**GOAL:** Using the listing below, select the lines with the word "icon" and copy them.

**STORED RECORDS:**
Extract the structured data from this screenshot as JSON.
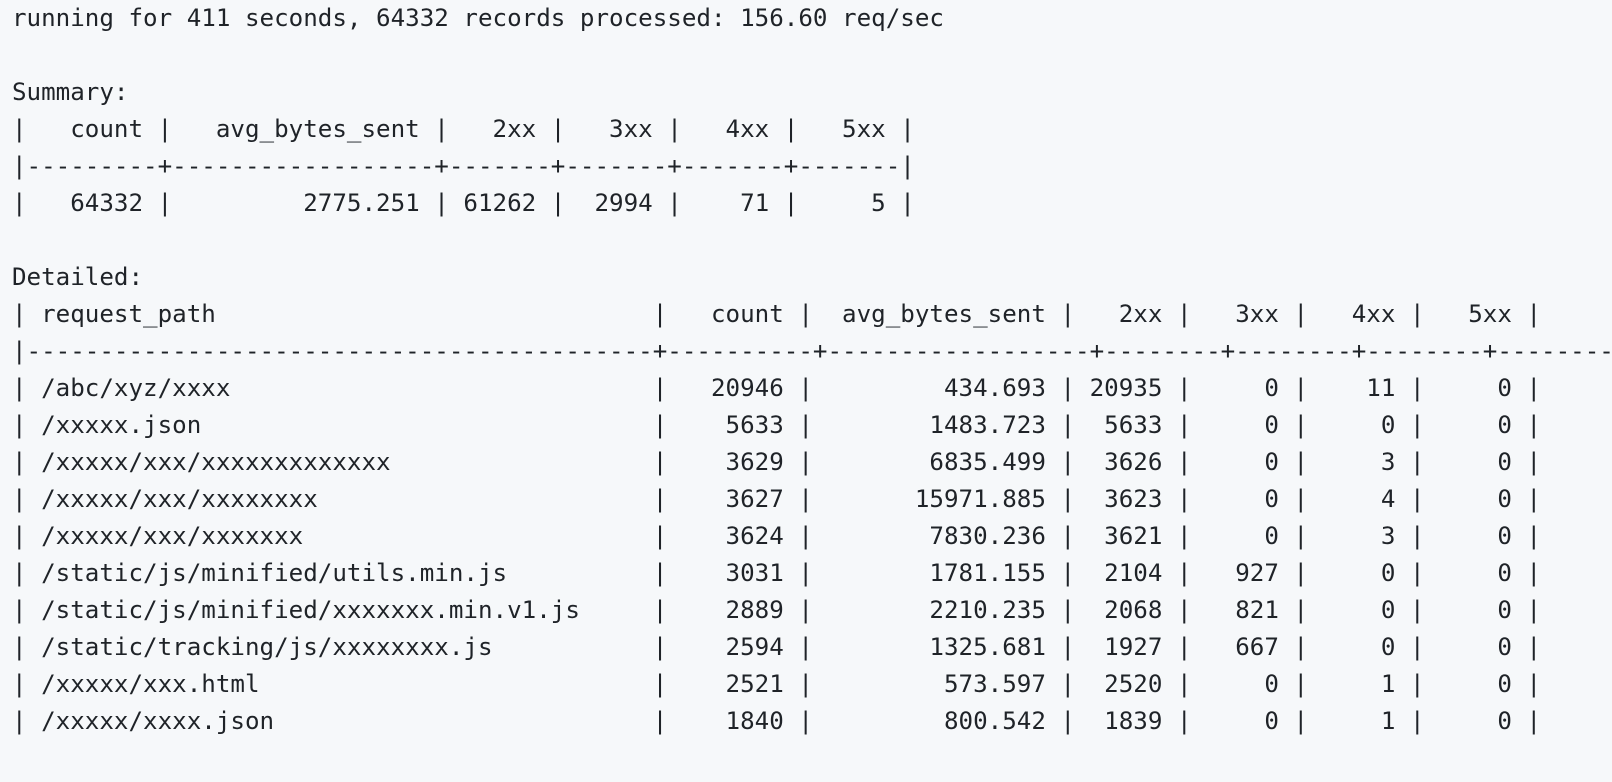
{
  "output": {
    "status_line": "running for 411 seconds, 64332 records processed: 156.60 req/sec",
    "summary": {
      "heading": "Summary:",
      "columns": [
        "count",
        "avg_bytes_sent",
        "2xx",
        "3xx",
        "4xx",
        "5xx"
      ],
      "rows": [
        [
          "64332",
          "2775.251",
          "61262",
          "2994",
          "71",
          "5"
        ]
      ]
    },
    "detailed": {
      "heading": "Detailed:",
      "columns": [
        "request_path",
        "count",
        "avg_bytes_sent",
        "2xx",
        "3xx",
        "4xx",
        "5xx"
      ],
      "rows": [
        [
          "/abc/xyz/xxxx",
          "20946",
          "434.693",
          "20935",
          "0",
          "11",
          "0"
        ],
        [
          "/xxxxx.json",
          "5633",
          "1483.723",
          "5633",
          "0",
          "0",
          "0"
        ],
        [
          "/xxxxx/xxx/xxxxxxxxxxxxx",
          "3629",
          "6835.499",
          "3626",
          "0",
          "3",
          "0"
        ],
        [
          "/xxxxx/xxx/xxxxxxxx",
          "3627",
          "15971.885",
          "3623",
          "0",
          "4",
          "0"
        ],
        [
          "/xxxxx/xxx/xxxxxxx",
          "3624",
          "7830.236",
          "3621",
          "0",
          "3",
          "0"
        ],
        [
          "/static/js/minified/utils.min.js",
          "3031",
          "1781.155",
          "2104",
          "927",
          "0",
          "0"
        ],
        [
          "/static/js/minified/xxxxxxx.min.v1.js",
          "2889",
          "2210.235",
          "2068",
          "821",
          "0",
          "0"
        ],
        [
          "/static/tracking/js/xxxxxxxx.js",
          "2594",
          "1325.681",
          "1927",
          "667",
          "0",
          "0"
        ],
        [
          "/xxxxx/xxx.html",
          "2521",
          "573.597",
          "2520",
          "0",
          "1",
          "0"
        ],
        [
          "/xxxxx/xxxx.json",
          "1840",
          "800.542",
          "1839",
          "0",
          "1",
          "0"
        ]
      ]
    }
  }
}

---

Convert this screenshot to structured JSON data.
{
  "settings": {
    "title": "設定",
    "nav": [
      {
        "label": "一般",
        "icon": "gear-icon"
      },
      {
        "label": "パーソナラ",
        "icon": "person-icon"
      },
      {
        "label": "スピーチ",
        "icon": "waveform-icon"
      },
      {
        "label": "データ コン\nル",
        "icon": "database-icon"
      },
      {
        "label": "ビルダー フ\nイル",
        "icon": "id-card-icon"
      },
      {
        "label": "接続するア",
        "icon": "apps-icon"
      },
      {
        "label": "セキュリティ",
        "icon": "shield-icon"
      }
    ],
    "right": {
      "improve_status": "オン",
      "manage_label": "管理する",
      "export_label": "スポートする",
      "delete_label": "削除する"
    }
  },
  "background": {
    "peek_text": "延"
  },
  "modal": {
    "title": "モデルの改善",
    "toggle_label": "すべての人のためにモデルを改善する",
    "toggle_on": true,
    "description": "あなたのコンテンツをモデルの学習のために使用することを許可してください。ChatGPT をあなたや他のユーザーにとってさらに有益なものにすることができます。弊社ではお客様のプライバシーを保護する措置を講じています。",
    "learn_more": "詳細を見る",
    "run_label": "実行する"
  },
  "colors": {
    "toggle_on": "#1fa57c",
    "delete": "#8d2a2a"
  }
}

**RESPONSE:**
        "icon": "gear-icon"
        "icon": "person-icon"
        "icon": "waveform-icon"
        "icon": "database-icon"
        "icon": "id-card-icon"
        "icon": "apps-icon"
        "icon": "shield-icon"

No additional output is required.